*** 阅读材料 ***
用require_grad=True来根据损失梯度更新参数,以改进它们

PytorchTrainingLoop
  • 注:以上图片步骤排序或描述方式只是示例,经验法则:

  • 在执行反向传播( loss.backward() )之前计算损失( loss = …​ );

  • 在stepping them( optimizer.step() )
    之前将梯度gradient归零( optimizer.zero_grad() );

  • 在执行损失反向传播( loss.backward() )之后step优化器( optimizer.step() );

  • step optimizer( optimizer.step() ) after performing
    backpropagation on loss( loss.backward() );

1.4. Testing Loop

Number Step Name Code Do What

1

Forward Pass

model(x_test)

该模型遍历所有训练数据一次,执行其forward()函数计算

2

Calculate Loss

loss=loss_fn(y_pred,y_test)

将模型的输出(预测)与ground truth比较并评估,以了解它们的错误程度

3

Calulate Evaluation Metric(optional)

Custom Function

除alongisde损失值,可能还需计算其他评估指标,如测试集的准确性accuracy

PytorchTestingLoop
  • 注:测试循环不包括执行反向传播backpropagation( loss.backward() )
    和stepping optimizer( optimizer.step() );

  • 因在测试过程中没有更改模型中的任何参数,它们已经被计算过,
    对测试,只对通过模型的正向传递(forward pass)的输出感兴趣;

  • 我们把以上所有问题放一起,训练模型100个epoch(通过数据向前,
    forward pass through data),将每10个epoch对其评估;

torch.manual_seed(42)
*** 已知信息 ***
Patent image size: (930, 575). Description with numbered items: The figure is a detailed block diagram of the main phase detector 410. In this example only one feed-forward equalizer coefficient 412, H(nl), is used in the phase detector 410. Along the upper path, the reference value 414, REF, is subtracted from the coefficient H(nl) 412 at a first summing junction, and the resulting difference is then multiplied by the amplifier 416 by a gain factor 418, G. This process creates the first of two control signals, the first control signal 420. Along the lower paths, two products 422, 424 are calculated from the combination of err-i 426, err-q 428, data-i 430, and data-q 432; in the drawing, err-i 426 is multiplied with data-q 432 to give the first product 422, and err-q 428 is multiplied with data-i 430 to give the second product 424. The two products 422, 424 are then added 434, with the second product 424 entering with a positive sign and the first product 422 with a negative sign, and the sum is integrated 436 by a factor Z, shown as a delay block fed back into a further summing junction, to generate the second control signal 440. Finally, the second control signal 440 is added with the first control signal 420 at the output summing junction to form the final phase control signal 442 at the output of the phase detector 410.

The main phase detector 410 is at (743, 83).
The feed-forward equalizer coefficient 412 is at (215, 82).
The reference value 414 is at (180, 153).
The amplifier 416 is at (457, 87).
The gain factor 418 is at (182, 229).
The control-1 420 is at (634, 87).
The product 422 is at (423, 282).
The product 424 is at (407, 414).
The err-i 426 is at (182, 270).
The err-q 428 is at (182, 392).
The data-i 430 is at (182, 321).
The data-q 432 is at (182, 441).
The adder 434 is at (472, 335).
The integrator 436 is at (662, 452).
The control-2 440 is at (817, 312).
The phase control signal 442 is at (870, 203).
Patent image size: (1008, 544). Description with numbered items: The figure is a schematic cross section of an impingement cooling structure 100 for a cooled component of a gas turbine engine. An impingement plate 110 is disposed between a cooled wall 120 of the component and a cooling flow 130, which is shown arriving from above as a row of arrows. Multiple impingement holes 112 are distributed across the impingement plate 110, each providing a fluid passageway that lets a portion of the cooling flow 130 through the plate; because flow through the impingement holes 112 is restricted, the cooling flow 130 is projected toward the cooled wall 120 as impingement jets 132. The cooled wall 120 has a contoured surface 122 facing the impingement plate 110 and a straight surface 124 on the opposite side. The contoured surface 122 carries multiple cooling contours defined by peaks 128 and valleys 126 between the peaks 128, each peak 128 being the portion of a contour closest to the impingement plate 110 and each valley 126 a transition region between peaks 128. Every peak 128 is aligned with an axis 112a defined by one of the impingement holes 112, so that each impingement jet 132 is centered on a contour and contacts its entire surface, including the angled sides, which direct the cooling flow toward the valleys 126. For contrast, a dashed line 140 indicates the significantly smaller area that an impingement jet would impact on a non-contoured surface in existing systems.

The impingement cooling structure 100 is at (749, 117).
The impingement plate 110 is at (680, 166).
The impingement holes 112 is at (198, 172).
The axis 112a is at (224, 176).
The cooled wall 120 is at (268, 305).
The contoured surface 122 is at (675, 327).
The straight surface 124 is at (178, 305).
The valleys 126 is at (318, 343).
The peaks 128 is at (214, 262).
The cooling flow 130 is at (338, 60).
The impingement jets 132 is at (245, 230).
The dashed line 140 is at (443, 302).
***
练习题目:
1 > 判断以下三项说法是否与这段关于PyTorch训练与测试循环的文字相符,每项答“是”或“否”,并一字不差地引用文中起决定作用的词句:(a)测试循环包括执行反向传播;(b)应在执行反向传播之前计算损失;(c)模型要训练100个epoch。
2 > 从这段关于PyTorch训练与测试循环的文字的结尾处接着往下写。
完成练习时不需要用到列表中的内容。

作答内容:
1 >
(a)否。“测试循环不包括执行反向传播backpropagation( loss.backward() )”
(b)是。“在执行反向传播( loss.backward() )之前计算损失”
(c)是。“训练模型100个epoch”

2 >
# set epoch number(how many times model will pass over training data)
# 设置时期的数量(模型将通过训练数据的次数)
epoch = 100

# create empty loss list to track value
train_loss_value = []
test_loss_value = []
epoch_count = []

for e in range(epoch):
    ### Training
    # put model in training mode (model default state)
    model_0.train()

    # 1:Forward Pass on train data via forward() method inside
    y_pred = model_0(X_train)
    # print(y_pred)

    # 2:Calculate Loss (how different model prediction to ground truth)
    loss = loss_fn(y_pred,y_train)

    # 3:Zero Grad of optimizer
    optimizer.zero_grad()

    # 4:Loss Backward
    loss.backward()

    # 5:Progress optimizer
    optimizer.step()

    ### Testing
    # put model in evaluation mode
    model_0.eval()

    with torch.inference_mode():
      # 1:Forward Pass on test data
      test_pred = model_0(X_test)

      # 2:Caculate Loss on test data,prediction come in torch.float datatype,
      # so comparison need to be done with tensor of the same type
      test_loss = loss_fn(test_pred, y_test.type(torch.float))

      # Print Out What Happening
      if e % 10 == 0:
            epoch_count.append(e)
            train_loss_value.append(loss.detach().numpy())
            test_loss_value.append(test_loss.detach().numpy())
            print(f"Epoch: {e} | MAE Train Loss: {loss} | MAE Test Loss: {test_loss} ")

# Plot Loss Curve
plt.plot(epoch_count, train_loss_value, label="Train Loss")
plt.plot(epoch_count, test_loss_value, label="Test Loss")
plt.title("Training and Testing Loss Curve")
plt.ylabel("Loss")
plt.xlabel("Epoch")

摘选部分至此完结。